THE TASK ▸ Copy every line of the listing that holds the string "morphotypes".

(Stored dataset items)
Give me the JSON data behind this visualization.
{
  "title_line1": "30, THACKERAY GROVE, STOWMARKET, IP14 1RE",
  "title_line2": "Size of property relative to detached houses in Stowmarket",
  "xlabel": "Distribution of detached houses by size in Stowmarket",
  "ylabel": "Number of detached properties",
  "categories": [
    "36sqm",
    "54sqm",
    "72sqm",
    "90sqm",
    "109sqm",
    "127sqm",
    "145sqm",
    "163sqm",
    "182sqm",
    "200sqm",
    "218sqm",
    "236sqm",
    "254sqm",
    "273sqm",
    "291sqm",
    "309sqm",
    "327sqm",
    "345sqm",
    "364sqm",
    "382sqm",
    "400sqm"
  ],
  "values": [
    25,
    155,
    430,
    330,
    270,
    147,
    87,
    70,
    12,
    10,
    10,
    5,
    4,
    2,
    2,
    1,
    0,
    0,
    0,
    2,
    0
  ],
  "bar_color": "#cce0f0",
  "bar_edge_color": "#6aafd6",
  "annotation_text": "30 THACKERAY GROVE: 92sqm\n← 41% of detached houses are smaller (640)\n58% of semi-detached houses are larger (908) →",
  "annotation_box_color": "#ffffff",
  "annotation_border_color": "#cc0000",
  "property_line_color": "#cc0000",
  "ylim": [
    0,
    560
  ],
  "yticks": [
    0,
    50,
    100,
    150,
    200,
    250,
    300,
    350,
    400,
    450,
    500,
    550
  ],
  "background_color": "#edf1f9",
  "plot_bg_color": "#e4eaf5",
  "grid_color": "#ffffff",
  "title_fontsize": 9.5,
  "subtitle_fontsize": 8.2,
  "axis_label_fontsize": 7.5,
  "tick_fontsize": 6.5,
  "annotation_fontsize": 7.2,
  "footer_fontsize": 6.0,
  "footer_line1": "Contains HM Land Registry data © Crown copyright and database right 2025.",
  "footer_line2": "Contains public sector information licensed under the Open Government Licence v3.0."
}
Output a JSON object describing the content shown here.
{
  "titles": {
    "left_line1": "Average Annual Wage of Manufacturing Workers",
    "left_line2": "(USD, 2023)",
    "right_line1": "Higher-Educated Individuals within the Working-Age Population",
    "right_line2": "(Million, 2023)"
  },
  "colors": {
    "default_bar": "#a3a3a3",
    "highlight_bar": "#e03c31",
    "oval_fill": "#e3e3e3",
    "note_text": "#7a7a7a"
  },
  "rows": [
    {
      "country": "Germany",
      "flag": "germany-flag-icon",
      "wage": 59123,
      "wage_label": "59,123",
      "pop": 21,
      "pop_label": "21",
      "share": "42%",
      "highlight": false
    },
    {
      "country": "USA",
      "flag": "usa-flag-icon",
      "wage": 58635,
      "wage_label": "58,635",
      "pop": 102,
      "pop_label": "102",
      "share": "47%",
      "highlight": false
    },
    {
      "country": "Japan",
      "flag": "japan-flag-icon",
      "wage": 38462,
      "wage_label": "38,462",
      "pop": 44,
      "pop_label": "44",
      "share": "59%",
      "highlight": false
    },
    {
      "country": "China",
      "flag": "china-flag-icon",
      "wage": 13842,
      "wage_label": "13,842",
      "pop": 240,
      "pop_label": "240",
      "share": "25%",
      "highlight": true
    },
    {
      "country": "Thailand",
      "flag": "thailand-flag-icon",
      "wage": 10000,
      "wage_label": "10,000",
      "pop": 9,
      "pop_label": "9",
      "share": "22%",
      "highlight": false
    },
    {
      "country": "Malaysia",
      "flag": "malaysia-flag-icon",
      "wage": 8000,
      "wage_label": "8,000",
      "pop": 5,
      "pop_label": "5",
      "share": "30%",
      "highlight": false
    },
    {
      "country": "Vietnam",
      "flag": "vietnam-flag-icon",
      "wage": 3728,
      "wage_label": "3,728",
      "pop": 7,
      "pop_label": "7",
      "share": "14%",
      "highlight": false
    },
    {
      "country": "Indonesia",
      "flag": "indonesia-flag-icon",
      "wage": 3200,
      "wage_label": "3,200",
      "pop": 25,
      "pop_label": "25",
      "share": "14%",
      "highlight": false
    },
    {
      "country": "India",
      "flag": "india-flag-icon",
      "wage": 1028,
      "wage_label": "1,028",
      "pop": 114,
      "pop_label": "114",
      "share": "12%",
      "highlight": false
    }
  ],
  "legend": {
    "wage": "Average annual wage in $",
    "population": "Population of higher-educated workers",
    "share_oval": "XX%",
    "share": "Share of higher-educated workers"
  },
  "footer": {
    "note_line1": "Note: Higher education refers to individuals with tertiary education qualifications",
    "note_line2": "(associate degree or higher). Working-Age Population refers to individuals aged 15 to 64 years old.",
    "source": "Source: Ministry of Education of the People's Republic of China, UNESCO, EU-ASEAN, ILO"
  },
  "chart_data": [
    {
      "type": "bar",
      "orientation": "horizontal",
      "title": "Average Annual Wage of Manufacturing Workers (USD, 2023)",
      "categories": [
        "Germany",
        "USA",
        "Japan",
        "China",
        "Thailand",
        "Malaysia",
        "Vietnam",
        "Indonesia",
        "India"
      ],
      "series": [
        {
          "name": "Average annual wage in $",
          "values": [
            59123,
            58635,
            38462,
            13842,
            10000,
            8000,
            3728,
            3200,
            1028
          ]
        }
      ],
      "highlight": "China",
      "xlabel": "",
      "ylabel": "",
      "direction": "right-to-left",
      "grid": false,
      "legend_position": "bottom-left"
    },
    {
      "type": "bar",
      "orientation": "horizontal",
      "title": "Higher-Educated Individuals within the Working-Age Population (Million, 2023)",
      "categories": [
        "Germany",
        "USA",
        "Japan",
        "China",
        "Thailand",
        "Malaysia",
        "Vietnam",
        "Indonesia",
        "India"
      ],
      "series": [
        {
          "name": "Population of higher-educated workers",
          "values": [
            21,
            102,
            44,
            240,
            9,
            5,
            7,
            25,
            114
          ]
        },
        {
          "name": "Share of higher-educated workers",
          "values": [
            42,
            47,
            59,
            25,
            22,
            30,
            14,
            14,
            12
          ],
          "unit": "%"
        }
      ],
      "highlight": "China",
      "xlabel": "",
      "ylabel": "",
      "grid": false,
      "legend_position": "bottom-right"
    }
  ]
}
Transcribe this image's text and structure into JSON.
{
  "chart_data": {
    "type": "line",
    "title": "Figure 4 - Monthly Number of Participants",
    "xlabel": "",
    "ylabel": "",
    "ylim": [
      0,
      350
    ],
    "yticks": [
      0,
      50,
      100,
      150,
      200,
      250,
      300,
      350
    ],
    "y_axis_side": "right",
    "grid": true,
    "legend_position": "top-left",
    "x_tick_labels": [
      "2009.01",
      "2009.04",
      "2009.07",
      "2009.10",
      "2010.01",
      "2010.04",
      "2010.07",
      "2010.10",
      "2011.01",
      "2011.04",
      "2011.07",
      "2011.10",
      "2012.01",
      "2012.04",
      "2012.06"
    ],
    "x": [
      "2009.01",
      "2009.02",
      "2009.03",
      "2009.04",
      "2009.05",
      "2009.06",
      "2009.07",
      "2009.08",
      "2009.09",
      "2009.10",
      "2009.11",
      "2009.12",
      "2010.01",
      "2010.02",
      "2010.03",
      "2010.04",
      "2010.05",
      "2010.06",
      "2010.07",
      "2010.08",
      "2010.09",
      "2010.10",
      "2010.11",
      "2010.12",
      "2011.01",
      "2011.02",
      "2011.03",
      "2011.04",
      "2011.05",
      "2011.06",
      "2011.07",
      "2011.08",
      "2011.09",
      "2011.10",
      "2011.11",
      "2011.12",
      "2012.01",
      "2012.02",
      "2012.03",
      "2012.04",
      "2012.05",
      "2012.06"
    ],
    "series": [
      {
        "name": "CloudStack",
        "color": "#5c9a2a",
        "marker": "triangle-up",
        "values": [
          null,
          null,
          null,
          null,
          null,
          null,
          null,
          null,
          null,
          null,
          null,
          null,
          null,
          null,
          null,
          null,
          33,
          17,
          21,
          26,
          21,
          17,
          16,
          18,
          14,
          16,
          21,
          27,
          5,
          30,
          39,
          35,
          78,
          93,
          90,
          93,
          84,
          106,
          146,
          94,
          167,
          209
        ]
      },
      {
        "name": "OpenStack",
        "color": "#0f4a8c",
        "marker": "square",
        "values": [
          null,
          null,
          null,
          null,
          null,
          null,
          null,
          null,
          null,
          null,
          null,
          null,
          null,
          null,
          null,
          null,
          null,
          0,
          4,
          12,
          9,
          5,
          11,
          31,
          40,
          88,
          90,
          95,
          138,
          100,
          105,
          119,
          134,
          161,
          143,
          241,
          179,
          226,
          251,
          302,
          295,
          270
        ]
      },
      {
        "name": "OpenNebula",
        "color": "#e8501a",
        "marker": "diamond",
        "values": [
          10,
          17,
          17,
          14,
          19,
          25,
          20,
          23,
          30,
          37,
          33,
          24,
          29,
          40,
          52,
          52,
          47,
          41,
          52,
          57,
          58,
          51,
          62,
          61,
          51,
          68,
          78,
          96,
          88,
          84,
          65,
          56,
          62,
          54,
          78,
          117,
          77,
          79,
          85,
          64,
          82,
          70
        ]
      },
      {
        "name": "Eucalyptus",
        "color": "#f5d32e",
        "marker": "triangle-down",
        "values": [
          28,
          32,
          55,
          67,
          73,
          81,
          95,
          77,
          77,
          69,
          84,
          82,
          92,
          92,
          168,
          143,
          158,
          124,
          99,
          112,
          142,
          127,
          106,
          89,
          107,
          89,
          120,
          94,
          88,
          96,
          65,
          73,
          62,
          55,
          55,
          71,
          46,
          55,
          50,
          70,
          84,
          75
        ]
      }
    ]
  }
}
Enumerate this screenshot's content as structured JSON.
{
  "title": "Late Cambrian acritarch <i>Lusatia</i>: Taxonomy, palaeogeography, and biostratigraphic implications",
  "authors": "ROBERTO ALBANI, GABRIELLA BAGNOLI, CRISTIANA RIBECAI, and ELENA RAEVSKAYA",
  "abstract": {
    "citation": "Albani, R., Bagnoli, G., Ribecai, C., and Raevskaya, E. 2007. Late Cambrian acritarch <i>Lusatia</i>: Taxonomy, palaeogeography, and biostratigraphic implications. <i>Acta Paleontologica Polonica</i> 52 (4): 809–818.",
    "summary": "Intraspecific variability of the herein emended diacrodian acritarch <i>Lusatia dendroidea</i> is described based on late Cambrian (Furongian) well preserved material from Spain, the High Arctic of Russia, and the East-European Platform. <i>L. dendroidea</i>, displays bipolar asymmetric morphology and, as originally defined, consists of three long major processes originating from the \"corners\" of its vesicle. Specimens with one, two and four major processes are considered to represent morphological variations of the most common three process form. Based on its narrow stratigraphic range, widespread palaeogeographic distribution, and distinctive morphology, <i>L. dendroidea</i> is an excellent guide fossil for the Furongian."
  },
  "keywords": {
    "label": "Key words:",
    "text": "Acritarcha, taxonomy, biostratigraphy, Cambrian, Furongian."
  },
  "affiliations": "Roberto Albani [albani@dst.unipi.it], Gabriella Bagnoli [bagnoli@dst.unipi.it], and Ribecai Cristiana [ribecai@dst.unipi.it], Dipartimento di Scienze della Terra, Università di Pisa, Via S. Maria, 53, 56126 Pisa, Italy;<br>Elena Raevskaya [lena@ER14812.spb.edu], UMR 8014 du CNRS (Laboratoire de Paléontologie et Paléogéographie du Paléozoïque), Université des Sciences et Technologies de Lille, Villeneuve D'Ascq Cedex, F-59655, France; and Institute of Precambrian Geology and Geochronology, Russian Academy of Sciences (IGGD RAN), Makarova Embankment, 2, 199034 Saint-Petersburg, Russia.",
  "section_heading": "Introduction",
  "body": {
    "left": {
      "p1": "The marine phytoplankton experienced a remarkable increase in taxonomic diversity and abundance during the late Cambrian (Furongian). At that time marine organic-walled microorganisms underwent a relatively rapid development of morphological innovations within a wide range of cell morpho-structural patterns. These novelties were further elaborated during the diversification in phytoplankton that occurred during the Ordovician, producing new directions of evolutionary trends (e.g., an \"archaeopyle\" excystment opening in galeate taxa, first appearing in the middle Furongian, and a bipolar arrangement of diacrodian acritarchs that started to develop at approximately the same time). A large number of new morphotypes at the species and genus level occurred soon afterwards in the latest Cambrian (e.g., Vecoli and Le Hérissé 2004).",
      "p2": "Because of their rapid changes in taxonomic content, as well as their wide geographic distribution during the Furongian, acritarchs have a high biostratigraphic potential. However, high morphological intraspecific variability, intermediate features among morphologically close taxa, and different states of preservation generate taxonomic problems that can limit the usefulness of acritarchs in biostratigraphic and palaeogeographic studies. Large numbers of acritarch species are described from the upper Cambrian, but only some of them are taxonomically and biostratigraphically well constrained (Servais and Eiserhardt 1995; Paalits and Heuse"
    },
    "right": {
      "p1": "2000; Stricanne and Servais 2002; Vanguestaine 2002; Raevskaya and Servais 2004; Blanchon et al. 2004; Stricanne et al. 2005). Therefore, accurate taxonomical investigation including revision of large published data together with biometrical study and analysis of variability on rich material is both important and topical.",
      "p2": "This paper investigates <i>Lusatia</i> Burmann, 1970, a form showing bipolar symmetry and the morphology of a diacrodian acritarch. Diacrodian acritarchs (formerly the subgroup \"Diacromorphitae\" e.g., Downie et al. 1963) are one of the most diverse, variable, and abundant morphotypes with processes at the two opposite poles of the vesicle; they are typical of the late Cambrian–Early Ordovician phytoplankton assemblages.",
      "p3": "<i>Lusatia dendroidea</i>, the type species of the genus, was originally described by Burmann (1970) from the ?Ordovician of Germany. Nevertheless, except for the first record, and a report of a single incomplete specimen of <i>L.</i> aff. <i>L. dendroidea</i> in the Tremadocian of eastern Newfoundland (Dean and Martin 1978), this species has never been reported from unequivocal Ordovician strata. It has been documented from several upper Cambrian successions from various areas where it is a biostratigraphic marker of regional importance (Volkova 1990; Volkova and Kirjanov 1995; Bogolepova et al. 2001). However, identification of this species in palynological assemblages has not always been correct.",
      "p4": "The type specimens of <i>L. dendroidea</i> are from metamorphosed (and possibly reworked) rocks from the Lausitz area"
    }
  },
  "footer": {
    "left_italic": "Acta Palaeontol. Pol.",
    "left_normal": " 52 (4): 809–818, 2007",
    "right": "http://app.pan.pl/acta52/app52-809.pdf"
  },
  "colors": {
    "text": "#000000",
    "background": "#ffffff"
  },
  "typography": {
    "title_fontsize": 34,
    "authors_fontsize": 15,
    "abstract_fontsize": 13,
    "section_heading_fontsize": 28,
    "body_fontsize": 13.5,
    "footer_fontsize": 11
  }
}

SOLUTION FOR THIS PROBLEM ▸
      "p1": "The marine phytoplankton experienced a remarkable increase in taxonomic diversity and abundance during the late Cambrian (Furongian). At that time marine organic-walled microorganisms underwent a relatively rapid development of morphological innovations within a wide range of cell morpho-structural patterns. These novelties were further elaborated during the diversification in phytoplankton that occurred during the Ordovician, producing new directions of evolutionary trends (e.g., an \"archaeopyle\" excystment opening in galeate taxa, first appearing in the middle Furongian, and a bipolar arrangement of diacrodian acritarchs that started to develop at approximately the same time). A large number of new morphotypes at the species and genus level occurred soon afterwards in the latest Cambrian (e.g., Vecoli and Le Hérissé 2004).",
      "p2": "This paper investigates <i>Lusatia</i> Burmann, 1970, a form showing bipolar symmetry and the morphology of a diacrodian acritarch. Diacrodian acritarchs (formerly the subgroup \"Diacromorphitae\" e.g., Downie et al. 1963) are one of the most diverse, variable, and abundant morphotypes with processes at the two opposite poles of the vesicle; they are typical of the late Cambrian–Early Ordovician phytoplankton assemblages.",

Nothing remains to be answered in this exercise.